**WORK INSTRUCTIONS:**
Write the data out again exactly, dropping any images it holds.

╭─ SUPPLIED DATA

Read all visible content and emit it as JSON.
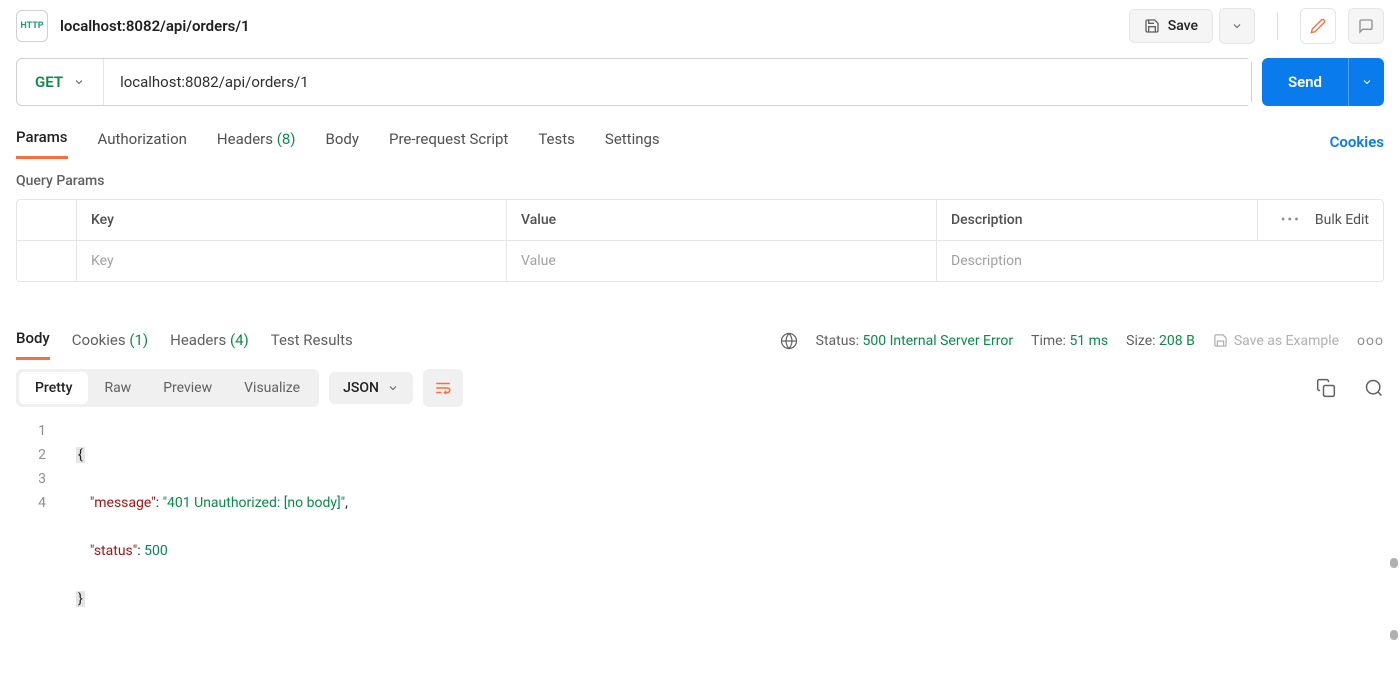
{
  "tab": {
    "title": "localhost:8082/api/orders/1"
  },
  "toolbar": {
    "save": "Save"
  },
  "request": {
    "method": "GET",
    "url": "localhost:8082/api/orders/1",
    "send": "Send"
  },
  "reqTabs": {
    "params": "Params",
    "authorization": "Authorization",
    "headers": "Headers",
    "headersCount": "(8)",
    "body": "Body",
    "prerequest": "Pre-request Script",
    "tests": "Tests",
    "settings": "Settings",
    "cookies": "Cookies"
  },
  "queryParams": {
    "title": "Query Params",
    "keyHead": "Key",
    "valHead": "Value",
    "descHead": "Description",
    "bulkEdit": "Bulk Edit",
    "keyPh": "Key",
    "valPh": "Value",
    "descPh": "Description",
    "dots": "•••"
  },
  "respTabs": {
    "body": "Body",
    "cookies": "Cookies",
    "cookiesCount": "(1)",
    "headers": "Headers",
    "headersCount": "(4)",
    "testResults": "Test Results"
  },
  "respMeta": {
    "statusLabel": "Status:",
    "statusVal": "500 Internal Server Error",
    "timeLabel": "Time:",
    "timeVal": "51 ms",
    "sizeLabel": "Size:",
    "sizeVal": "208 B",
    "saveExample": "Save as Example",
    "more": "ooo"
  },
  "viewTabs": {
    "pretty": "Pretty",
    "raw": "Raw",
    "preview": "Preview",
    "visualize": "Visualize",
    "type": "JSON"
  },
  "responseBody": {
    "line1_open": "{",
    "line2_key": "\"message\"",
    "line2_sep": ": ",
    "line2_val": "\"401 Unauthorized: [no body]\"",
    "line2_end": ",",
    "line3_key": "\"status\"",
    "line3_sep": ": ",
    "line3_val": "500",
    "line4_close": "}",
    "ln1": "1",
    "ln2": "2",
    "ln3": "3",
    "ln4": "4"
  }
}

╰─

**CORRECT RESULT:**
Read all visible content and emit it as JSON.
{
  "tab": {
    "title": "localhost:8082/api/orders/1"
  },
  "toolbar": {
    "save": "Save"
  },
  "request": {
    "method": "GET",
    "url": "localhost:8082/api/orders/1",
    "send": "Send"
  },
  "reqTabs": {
    "params": "Params",
    "authorization": "Authorization",
    "headers": "Headers",
    "headersCount": "(8)",
    "body": "Body",
    "prerequest": "Pre-request Script",
    "tests": "Tests",
    "settings": "Settings",
    "cookies": "Cookies"
  },
  "queryParams": {
    "title": "Query Params",
    "keyHead": "Key",
    "valHead": "Value",
    "descHead": "Description",
    "bulkEdit": "Bulk Edit",
    "keyPh": "Key",
    "valPh": "Value",
    "descPh": "Description",
    "dots": "•••"
  },
  "respTabs": {
    "body": "Body",
    "cookies": "Cookies",
    "cookiesCount": "(1)",
    "headers": "Headers",
    "headersCount": "(4)",
    "testResults": "Test Results"
  },
  "respMeta": {
    "statusLabel": "Status:",
    "statusVal": "500 Internal Server Error",
    "timeLabel": "Time:",
    "timeVal": "51 ms",
    "sizeLabel": "Size:",
    "sizeVal": "208 B",
    "saveExample": "Save as Example",
    "more": "ooo"
  },
  "viewTabs": {
    "pretty": "Pretty",
    "raw": "Raw",
    "preview": "Preview",
    "visualize": "Visualize",
    "type": "JSON"
  },
  "responseBody": {
    "line1_open": "{",
    "line2_key": "\"message\"",
    "line2_sep": ": ",
    "line2_val": "\"401 Unauthorized: [no body]\"",
    "line2_end": ",",
    "line3_key": "\"status\"",
    "line3_sep": ": ",
    "line3_val": "500",
    "line4_close": "}",
    "ln1": "1",
    "ln2": "2",
    "ln3": "3",
    "ln4": "4"
  }
}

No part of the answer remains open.